### EXERCISE DIRECTIONS
Pull each line holding "coordinate" out of the entries below.

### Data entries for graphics
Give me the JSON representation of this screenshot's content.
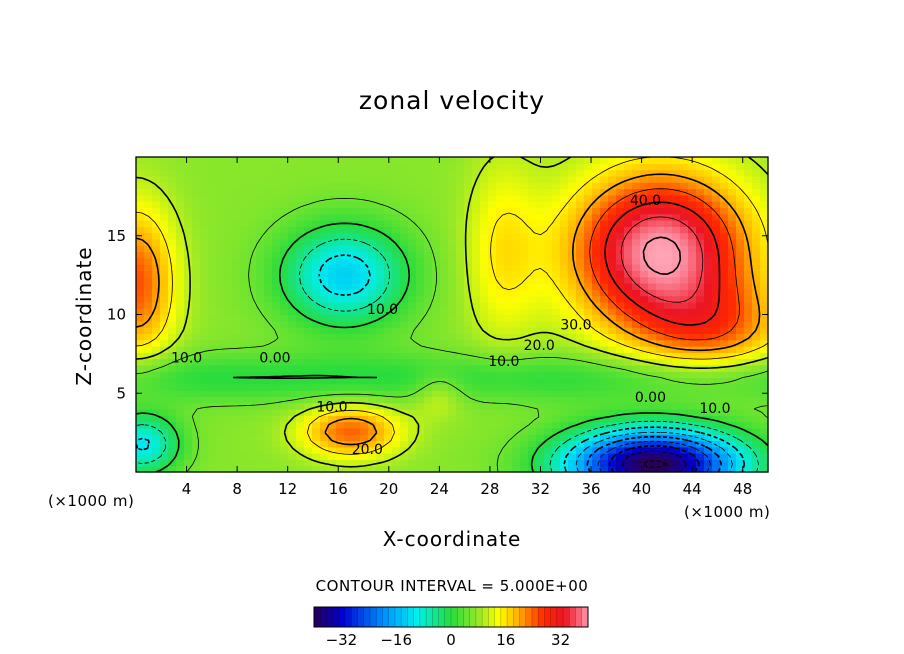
{
  "chart_data": {
    "type": "heatmap",
    "title": "zonal velocity",
    "xlabel": "X-coordinate",
    "ylabel": "Z-coordinate",
    "x_unit": "(×1000 m)",
    "x_unit_right": "(×1000 m)",
    "xlim": [
      0,
      50
    ],
    "ylim": [
      0,
      20
    ],
    "x_ticks": [
      "4",
      "8",
      "12",
      "16",
      "20",
      "24",
      "28",
      "32",
      "36",
      "40",
      "44",
      "48"
    ],
    "x_tick_values": [
      4,
      8,
      12,
      16,
      20,
      24,
      28,
      32,
      36,
      40,
      44,
      48
    ],
    "y_ticks": [
      "5",
      "10",
      "15"
    ],
    "y_tick_values": [
      5,
      10,
      15
    ],
    "contour_interval_text": "CONTOUR INTERVAL = 5.000E+00",
    "contour_interval": 5,
    "colorbar": {
      "range": [
        -40,
        40
      ],
      "ticks": [
        "−32",
        "−16",
        "0",
        "16",
        "32"
      ],
      "tick_values": [
        -32,
        -16,
        0,
        16,
        32
      ]
    },
    "contour_labels": [
      {
        "text": "40.0",
        "x": 40.3,
        "z": 17.2
      },
      {
        "text": "30.0",
        "x": 34.8,
        "z": 9.3
      },
      {
        "text": "20.0",
        "x": 31.9,
        "z": 8.0
      },
      {
        "text": "10.0",
        "x": 29.1,
        "z": 7.0
      },
      {
        "text": "10.0",
        "x": 19.5,
        "z": 10.3
      },
      {
        "text": "0.00",
        "x": 11.0,
        "z": 7.2
      },
      {
        "text": "10.0",
        "x": 4.0,
        "z": 7.2
      },
      {
        "text": "0.00",
        "x": 40.7,
        "z": 4.7
      },
      {
        "text": "10.0",
        "x": 45.8,
        "z": 4.0
      },
      {
        "text": "10.0",
        "x": 15.5,
        "z": 4.1
      },
      {
        "text": "20.0",
        "x": 18.3,
        "z": 1.4
      }
    ],
    "features": [
      {
        "kind": "max",
        "x": 42,
        "z": 13,
        "value": 48
      },
      {
        "kind": "max",
        "x": 0.5,
        "z": 12,
        "value": 28
      },
      {
        "kind": "max",
        "x": 17,
        "z": 2.5,
        "value": 24
      },
      {
        "kind": "min",
        "x": 16.5,
        "z": 12.2,
        "value": -14
      },
      {
        "kind": "min",
        "x": 41,
        "z": 0.7,
        "value": -40
      },
      {
        "kind": "min",
        "x": 0.5,
        "z": 2,
        "value": -12
      }
    ]
  }
}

### WRITTEN RESPONSE
    "xlabel": "X-coordinate",
    "ylabel": "Z-coordinate",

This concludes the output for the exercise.